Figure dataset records
---------------

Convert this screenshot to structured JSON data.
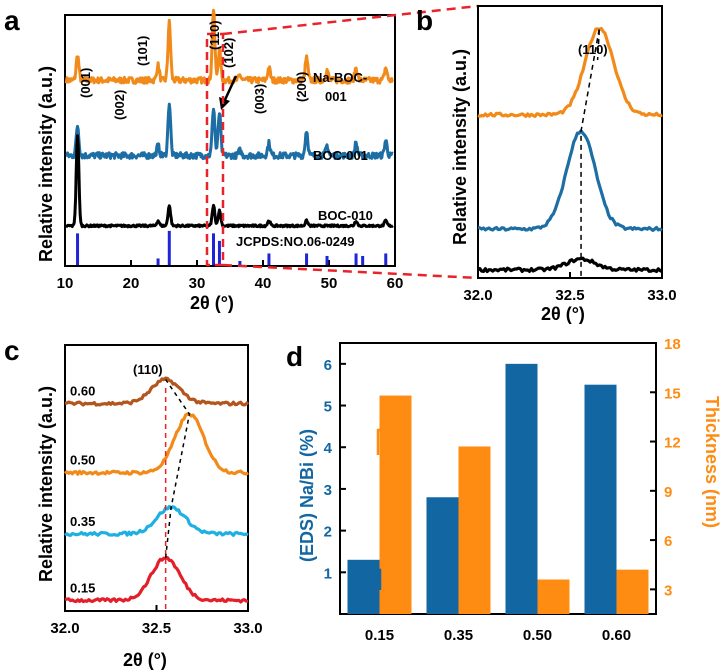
{
  "colors": {
    "orange": "#f28a1a",
    "blue": "#1c6ea4",
    "black": "#000000",
    "stick": "#1f24d6",
    "red_dash": "#e8242a",
    "brown": "#b3561d",
    "lightblue": "#1fb0e2",
    "red": "#e3202a",
    "bar_blue": "#1266a2",
    "bar_orange": "#ff8c12"
  },
  "chart_data": [
    {
      "panel": "a",
      "type": "line",
      "xlabel": "2θ (°)",
      "ylabel": "Relative intensity (a.u.)",
      "xlim": [
        10,
        60
      ],
      "xticks": [
        "10",
        "20",
        "30",
        "40",
        "50",
        "60"
      ],
      "series": [
        {
          "name": "Na-BOC-001",
          "label_lines": [
            "Na-BOC-",
            "001"
          ],
          "color": "#f28a1a",
          "baseline": 0.74,
          "noise": 0.012,
          "peaks": [
            [
              11.9,
              0.1
            ],
            [
              24.1,
              0.06
            ],
            [
              25.8,
              0.23
            ],
            [
              32.5,
              0.28
            ],
            [
              33.4,
              0.12
            ],
            [
              36.5,
              0.02
            ],
            [
              40.9,
              0.05
            ],
            [
              46.6,
              0.09
            ],
            [
              49.7,
              0.04
            ],
            [
              54.1,
              0.05
            ],
            [
              58.6,
              0.05
            ]
          ]
        },
        {
          "name": "BOC-001",
          "color": "#1c6ea4",
          "baseline": 0.44,
          "noise": 0.012,
          "peaks": [
            [
              11.9,
              0.12
            ],
            [
              24.1,
              0.04
            ],
            [
              25.8,
              0.21
            ],
            [
              32.5,
              0.19
            ],
            [
              33.4,
              0.17
            ],
            [
              36.5,
              0.02
            ],
            [
              40.9,
              0.05
            ],
            [
              46.6,
              0.1
            ],
            [
              49.7,
              0.04
            ],
            [
              54.1,
              0.05
            ],
            [
              58.6,
              0.06
            ]
          ]
        },
        {
          "name": "BOC-010",
          "color": "#000000",
          "baseline": 0.16,
          "noise": 0.004,
          "peaks": [
            [
              11.9,
              0.36
            ],
            [
              24.1,
              0.02
            ],
            [
              25.8,
              0.08
            ],
            [
              32.5,
              0.08
            ],
            [
              33.4,
              0.06
            ],
            [
              40.9,
              0.02
            ],
            [
              46.6,
              0.02
            ],
            [
              54.1,
              0.02
            ],
            [
              58.6,
              0.02
            ]
          ]
        }
      ],
      "reference": {
        "name": "JCPDS:NO.06-0249",
        "sticks": [
          [
            11.9,
            0.13
          ],
          [
            24.1,
            0.03
          ],
          [
            25.8,
            0.14
          ],
          [
            32.5,
            0.13
          ],
          [
            33.4,
            0.1
          ],
          [
            36.5,
            0.02
          ],
          [
            40.9,
            0.05
          ],
          [
            46.6,
            0.05
          ],
          [
            49.7,
            0.04
          ],
          [
            54.1,
            0.05
          ],
          [
            55.1,
            0.04
          ],
          [
            58.6,
            0.05
          ]
        ]
      },
      "annotations": [
        "(001)",
        "(002)",
        "(101)",
        "(110)",
        "(102)",
        "(003)",
        "(200)"
      ]
    },
    {
      "panel": "b",
      "type": "line",
      "xlabel": "2θ (°)",
      "ylabel": "Relative intensity (a.u.)",
      "xlim": [
        32.0,
        33.0
      ],
      "xticks": [
        "32.0",
        "32.5",
        "33.0"
      ],
      "annotation": "(110)",
      "series": [
        {
          "name": "Na-BOC-001",
          "color": "#f28a1a",
          "peak_x": 32.66,
          "baseline": 0.6,
          "height": 0.32
        },
        {
          "name": "BOC-001",
          "color": "#1c6ea4",
          "peak_x": 32.56,
          "baseline": 0.18,
          "height": 0.36
        },
        {
          "name": "BOC-010",
          "color": "#000000",
          "peak_x": 32.56,
          "baseline": 0.03,
          "height": 0.04
        }
      ]
    },
    {
      "panel": "c",
      "type": "line",
      "xlabel": "2θ (°)",
      "ylabel": "Relative intensity (a.u.)",
      "xlim": [
        32.0,
        33.0
      ],
      "xticks": [
        "32.0",
        "32.5",
        "33.0"
      ],
      "annotation": "(110)",
      "series": [
        {
          "name": "0.60",
          "color": "#b3561d",
          "peak_x": 32.55,
          "baseline": 0.78,
          "height": 0.09
        },
        {
          "name": "0.50",
          "color": "#f28a1a",
          "peak_x": 32.68,
          "baseline": 0.52,
          "height": 0.22
        },
        {
          "name": "0.35",
          "color": "#1fb0e2",
          "peak_x": 32.58,
          "baseline": 0.29,
          "height": 0.1
        },
        {
          "name": "0.15",
          "color": "#e3202a",
          "peak_x": 32.55,
          "baseline": 0.04,
          "height": 0.16
        }
      ]
    },
    {
      "panel": "d",
      "type": "bar",
      "categories": [
        "0.15",
        "0.35",
        "0.50",
        "0.60"
      ],
      "series": [
        {
          "name": "(EDS) Na/Bi (%)",
          "axis": "left",
          "color": "#1266a2",
          "values": [
            1.3,
            2.8,
            6.0,
            5.5
          ]
        },
        {
          "name": "Thickness (nm)",
          "axis": "right",
          "color": "#ff8c12",
          "values": [
            14.8,
            11.7,
            3.6,
            4.2
          ]
        }
      ],
      "ylabel": "(EDS) Na/Bi (%)",
      "y2label": "Thickness (nm)",
      "ylim": [
        0,
        6.5
      ],
      "yticks": [
        "1",
        "2",
        "3",
        "4",
        "5",
        "6"
      ],
      "y2lim": [
        1.5,
        18
      ],
      "y2ticks": [
        "3",
        "6",
        "9",
        "12",
        "15",
        "18"
      ]
    }
  ],
  "panels": {
    "a": "a",
    "b": "b",
    "c": "c",
    "d": "d"
  }
}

---------------

Every line above should be returned exactly; the pictures stay out.

• [Written response]:
Convert this screenshot to structured JSON data.
{
  "colors": {
    "orange": "#f28a1a",
    "blue": "#1c6ea4",
    "black": "#000000",
    "stick": "#1f24d6",
    "red_dash": "#e8242a",
    "brown": "#b3561d",
    "lightblue": "#1fb0e2",
    "red": "#e3202a",
    "bar_blue": "#1266a2",
    "bar_orange": "#ff8c12"
  },
  "chart_data": [
    {
      "panel": "a",
      "type": "line",
      "xlabel": "2θ (°)",
      "ylabel": "Relative intensity (a.u.)",
      "xlim": [
        10,
        60
      ],
      "xticks": [
        "10",
        "20",
        "30",
        "40",
        "50",
        "60"
      ],
      "series": [
        {
          "name": "Na-BOC-001",
          "label_lines": [
            "Na-BOC-",
            "001"
          ],
          "color": "#f28a1a",
          "baseline": 0.74,
          "noise": 0.012,
          "peaks": [
            [
              11.9,
              0.1
            ],
            [
              24.1,
              0.06
            ],
            [
              25.8,
              0.23
            ],
            [
              32.5,
              0.28
            ],
            [
              33.4,
              0.12
            ],
            [
              36.5,
              0.02
            ],
            [
              40.9,
              0.05
            ],
            [
              46.6,
              0.09
            ],
            [
              49.7,
              0.04
            ],
            [
              54.1,
              0.05
            ],
            [
              58.6,
              0.05
            ]
          ]
        },
        {
          "name": "BOC-001",
          "color": "#1c6ea4",
          "baseline": 0.44,
          "noise": 0.012,
          "peaks": [
            [
              11.9,
              0.12
            ],
            [
              24.1,
              0.04
            ],
            [
              25.8,
              0.21
            ],
            [
              32.5,
              0.19
            ],
            [
              33.4,
              0.17
            ],
            [
              36.5,
              0.02
            ],
            [
              40.9,
              0.05
            ],
            [
              46.6,
              0.1
            ],
            [
              49.7,
              0.04
            ],
            [
              54.1,
              0.05
            ],
            [
              58.6,
              0.06
            ]
          ]
        },
        {
          "name": "BOC-010",
          "color": "#000000",
          "baseline": 0.16,
          "noise": 0.004,
          "peaks": [
            [
              11.9,
              0.36
            ],
            [
              24.1,
              0.02
            ],
            [
              25.8,
              0.08
            ],
            [
              32.5,
              0.08
            ],
            [
              33.4,
              0.06
            ],
            [
              40.9,
              0.02
            ],
            [
              46.6,
              0.02
            ],
            [
              54.1,
              0.02
            ],
            [
              58.6,
              0.02
            ]
          ]
        }
      ],
      "reference": {
        "name": "JCPDS:NO.06-0249",
        "sticks": [
          [
            11.9,
            0.13
          ],
          [
            24.1,
            0.03
          ],
          [
            25.8,
            0.14
          ],
          [
            32.5,
            0.13
          ],
          [
            33.4,
            0.1
          ],
          [
            36.5,
            0.02
          ],
          [
            40.9,
            0.05
          ],
          [
            46.6,
            0.05
          ],
          [
            49.7,
            0.04
          ],
          [
            54.1,
            0.05
          ],
          [
            55.1,
            0.04
          ],
          [
            58.6,
            0.05
          ]
        ]
      },
      "annotations": [
        "(001)",
        "(002)",
        "(101)",
        "(110)",
        "(102)",
        "(003)",
        "(200)"
      ]
    },
    {
      "panel": "b",
      "type": "line",
      "xlabel": "2θ (°)",
      "ylabel": "Relative intensity (a.u.)",
      "xlim": [
        32.0,
        33.0
      ],
      "xticks": [
        "32.0",
        "32.5",
        "33.0"
      ],
      "annotation": "(110)",
      "series": [
        {
          "name": "Na-BOC-001",
          "color": "#f28a1a",
          "peak_x": 32.66,
          "baseline": 0.6,
          "height": 0.32
        },
        {
          "name": "BOC-001",
          "color": "#1c6ea4",
          "peak_x": 32.56,
          "baseline": 0.18,
          "height": 0.36
        },
        {
          "name": "BOC-010",
          "color": "#000000",
          "peak_x": 32.56,
          "baseline": 0.03,
          "height": 0.04
        }
      ]
    },
    {
      "panel": "c",
      "type": "line",
      "xlabel": "2θ (°)",
      "ylabel": "Relative intensity (a.u.)",
      "xlim": [
        32.0,
        33.0
      ],
      "xticks": [
        "32.0",
        "32.5",
        "33.0"
      ],
      "annotation": "(110)",
      "series": [
        {
          "name": "0.60",
          "color": "#b3561d",
          "peak_x": 32.55,
          "baseline": 0.78,
          "height": 0.09
        },
        {
          "name": "0.50",
          "color": "#f28a1a",
          "peak_x": 32.68,
          "baseline": 0.52,
          "height": 0.22
        },
        {
          "name": "0.35",
          "color": "#1fb0e2",
          "peak_x": 32.58,
          "baseline": 0.29,
          "height": 0.1
        },
        {
          "name": "0.15",
          "color": "#e3202a",
          "peak_x": 32.55,
          "baseline": 0.04,
          "height": 0.16
        }
      ]
    },
    {
      "panel": "d",
      "type": "bar",
      "categories": [
        "0.15",
        "0.35",
        "0.50",
        "0.60"
      ],
      "series": [
        {
          "name": "(EDS) Na/Bi (%)",
          "axis": "left",
          "color": "#1266a2",
          "values": [
            1.3,
            2.8,
            6.0,
            5.5
          ]
        },
        {
          "name": "Thickness (nm)",
          "axis": "right",
          "color": "#ff8c12",
          "values": [
            14.8,
            11.7,
            3.6,
            4.2
          ]
        }
      ],
      "ylabel": "(EDS) Na/Bi (%)",
      "y2label": "Thickness (nm)",
      "ylim": [
        0,
        6.5
      ],
      "yticks": [
        "1",
        "2",
        "3",
        "4",
        "5",
        "6"
      ],
      "y2lim": [
        1.5,
        18
      ],
      "y2ticks": [
        "3",
        "6",
        "9",
        "12",
        "15",
        "18"
      ]
    }
  ],
  "panels": {
    "a": "a",
    "b": "b",
    "c": "c",
    "d": "d"
  }
}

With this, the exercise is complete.